*Items*:
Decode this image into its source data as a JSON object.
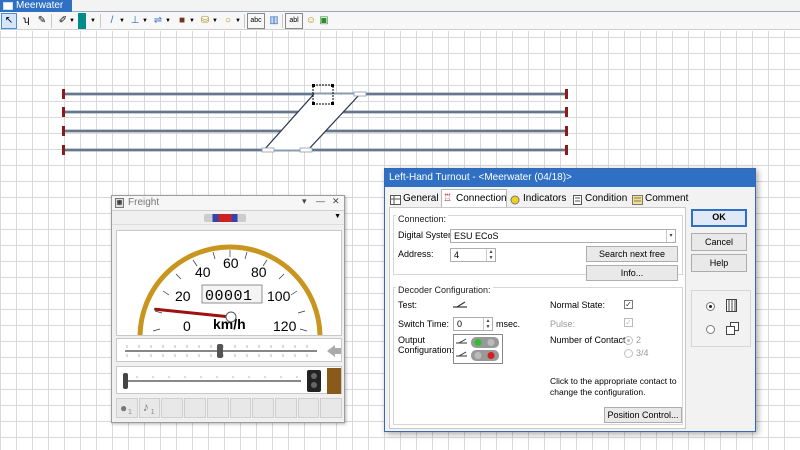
{
  "layout_tab": {
    "label": "Meerwater"
  },
  "toolbar": {
    "items": [
      {
        "name": "select-arrow-icon",
        "glyph": "↖"
      },
      {
        "name": "track-edit-icon",
        "glyph": "ʮ"
      },
      {
        "name": "pencil-icon",
        "glyph": "✎"
      },
      {
        "name": "paint-icon",
        "glyph": "✐"
      },
      {
        "name": "color-swatch-icon",
        "glyph": ""
      },
      {
        "name": "line-tool-icon",
        "glyph": "/"
      },
      {
        "name": "signal-tool-icon",
        "glyph": "⊥"
      },
      {
        "name": "switch-tool-icon",
        "glyph": "⇌"
      },
      {
        "name": "block-tool-icon",
        "glyph": "■"
      },
      {
        "name": "cylinder-icon",
        "glyph": "⛁"
      },
      {
        "name": "circle-icon",
        "glyph": "○"
      },
      {
        "name": "text-icon",
        "glyph": "abc"
      },
      {
        "name": "chart-icon",
        "glyph": "▥"
      },
      {
        "name": "face-icon",
        "glyph": "☺"
      },
      {
        "name": "image-icon",
        "glyph": "▣"
      }
    ],
    "color_swatch": "#008c8c"
  },
  "freight_window": {
    "title": "Freight",
    "speed_counter": "00001",
    "speed_unit": "km/h",
    "speed_value_kmh": 4,
    "gauge_labels": [
      "0",
      "20",
      "40",
      "60",
      "80",
      "100",
      "120"
    ],
    "function_buttons": [
      {
        "number": "1"
      },
      {
        "number": "1"
      }
    ]
  },
  "dialog": {
    "title": "Left-Hand Turnout - <Meerwater (04/18)>",
    "tabs": [
      "General",
      "Connection",
      "Indicators",
      "Condition",
      "Comment"
    ],
    "active_tab": "Connection",
    "connection_group": "Connection:",
    "digital_system_label": "Digital System:",
    "digital_system_value": "ESU ECoS",
    "address_label": "Address:",
    "address_value": "4",
    "search_button": "Search next free",
    "info_button": "Info...",
    "decoder_group": "Decoder Configuration:",
    "test_label": "Test:",
    "switch_time_label": "Switch Time:",
    "switch_time_value": "0",
    "msec_label": "msec.",
    "output_config_label_1": "Output",
    "output_config_label_2": "Configuration:",
    "normal_state_label": "Normal State:",
    "pulse_label": "Pulse:",
    "contacts_label": "Number of Contacts:",
    "contacts_option_1": "2",
    "contacts_option_2": "3/4",
    "hint_line_1": "Click to the appropriate contact to",
    "hint_line_2": "change the configuration.",
    "position_control_button": "Position Control...",
    "ok_button": "OK",
    "cancel_button": "Cancel",
    "help_button": "Help"
  },
  "colors": {
    "title_blue": "#2f6fc4",
    "track_gray": "#8a9bb0",
    "buffer_red": "#8b1a1a",
    "gauge_ring": "#c8961e",
    "needle_red": "#a01010"
  }
}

*Exercise requirements*: Quote every entry exactly, with the pictures omitted.

*Answer below*:
Decode this image into its source data as a JSON object.
{
  "layout_tab": {
    "label": "Meerwater"
  },
  "toolbar": {
    "items": [
      {
        "name": "select-arrow-icon",
        "glyph": "↖"
      },
      {
        "name": "track-edit-icon",
        "glyph": "ʮ"
      },
      {
        "name": "pencil-icon",
        "glyph": "✎"
      },
      {
        "name": "paint-icon",
        "glyph": "✐"
      },
      {
        "name": "color-swatch-icon",
        "glyph": ""
      },
      {
        "name": "line-tool-icon",
        "glyph": "/"
      },
      {
        "name": "signal-tool-icon",
        "glyph": "⊥"
      },
      {
        "name": "switch-tool-icon",
        "glyph": "⇌"
      },
      {
        "name": "block-tool-icon",
        "glyph": "■"
      },
      {
        "name": "cylinder-icon",
        "glyph": "⛁"
      },
      {
        "name": "circle-icon",
        "glyph": "○"
      },
      {
        "name": "text-icon",
        "glyph": "abc"
      },
      {
        "name": "chart-icon",
        "glyph": "▥"
      },
      {
        "name": "face-icon",
        "glyph": "☺"
      },
      {
        "name": "image-icon",
        "glyph": "▣"
      }
    ],
    "color_swatch": "#008c8c"
  },
  "freight_window": {
    "title": "Freight",
    "speed_counter": "00001",
    "speed_unit": "km/h",
    "speed_value_kmh": 4,
    "gauge_labels": [
      "0",
      "20",
      "40",
      "60",
      "80",
      "100",
      "120"
    ],
    "function_buttons": [
      {
        "number": "1"
      },
      {
        "number": "1"
      }
    ]
  },
  "dialog": {
    "title": "Left-Hand Turnout - <Meerwater (04/18)>",
    "tabs": [
      "General",
      "Connection",
      "Indicators",
      "Condition",
      "Comment"
    ],
    "active_tab": "Connection",
    "connection_group": "Connection:",
    "digital_system_label": "Digital System:",
    "digital_system_value": "ESU ECoS",
    "address_label": "Address:",
    "address_value": "4",
    "search_button": "Search next free",
    "info_button": "Info...",
    "decoder_group": "Decoder Configuration:",
    "test_label": "Test:",
    "switch_time_label": "Switch Time:",
    "switch_time_value": "0",
    "msec_label": "msec.",
    "output_config_label_1": "Output",
    "output_config_label_2": "Configuration:",
    "normal_state_label": "Normal State:",
    "pulse_label": "Pulse:",
    "contacts_label": "Number of Contacts:",
    "contacts_option_1": "2",
    "contacts_option_2": "3/4",
    "hint_line_1": "Click to the appropriate contact to",
    "hint_line_2": "change the configuration.",
    "position_control_button": "Position Control...",
    "ok_button": "OK",
    "cancel_button": "Cancel",
    "help_button": "Help"
  },
  "colors": {
    "title_blue": "#2f6fc4",
    "track_gray": "#8a9bb0",
    "buffer_red": "#8b1a1a",
    "gauge_ring": "#c8961e",
    "needle_red": "#a01010"
  }
}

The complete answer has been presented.